--- Selected passage ---

Friday, October 15, 2010

Reporter checklist

People often send me links to packages and ask me to give them a quick look. I often find myself saying stuff like, "You forgot a standup," or, "You forgot to add the nat sound," or "You forgot to use some tight shots." The key word is often "forgot."

With that in mind, I've put together a little checklist that reporters should have whenever you're heading out to do a package. Veterans have this system on auto-pilot, but if you're new, it always helps to double-check the things you need before heading back to the station. Some of this stuff is obvious, some not.


-Do you have a clear picture of what your story will be about? If not, talk with management before you leave.

-Do you understand the story you have been assigned? If not, do research before setting it up.

-Have you discussed the story with the photog and gotten his ideas on how to approach it before you start making calls?

--- Information supplied ---

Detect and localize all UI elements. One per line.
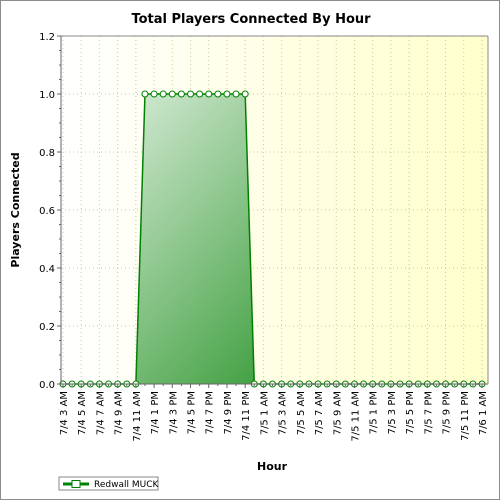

---

> **Directions**
1. Answer these from the reporter checklist post:
(a) What does the writer call the key word in the feedback they give?
(b) Who should a reporter talk with before leaving if the story isn't clear?
(c) Whom should the reporter consult about approach before making calls?
2. From the reporter checklist post, list every item the writer says reporters forgot in the packages people sent.
3. Write the next several items of the reporter checklist post, keeping its format and tone.
The data has no role here.

> **The answers**
1.
(a) "Forgot."
(b) Management.
(c) The photog.

2.
- A standup
- The nat sound
- Some tight shots

3.
-Do you have good directions and contact numbers? Don't trust the GPS or Internet mapping services.

-Do you have a pre-conceived notion about the story? If so, check it at the door.

-Got your makeup and IFB? You might have to do a live shot and not get a chance to come back to the station. In fact, always assume you might not come back and take everything you might possibly need.


-Have you gotten both sides of the story?

-Have you looked for a third side, or point of view, that will make your story different from those done by your competitors?

-If you can only get one side of the story, can viewers see you trying to get the other side, or are you just going to tell them you couldn't get in touch with someone?

-Have you done a standup that both shows and tells? Or shown some reporter involvement?

-Got a money shot? Got a great opening shot?

-Did you use a tripod (and lights, if necessary?)

-Does your story show and tell, or just tell?

-Does your story have natural sound that adds to the story?

-Are you being objective in your questions?

-Do you have enough b-roll to cover your story? (If you're a one man band, do you have a variety of wide, medium and tight shots?)

-Did you thank the people who took time to give you an interview?


-Did you watch all of your video before writing your script?

-Did you write the anchor Intro before writing your package?

-Are you writing to the video you've got? Are you writing into and out of any sound bites or pieces of nat sound?

-Do you have several pieces of nat sound in your story?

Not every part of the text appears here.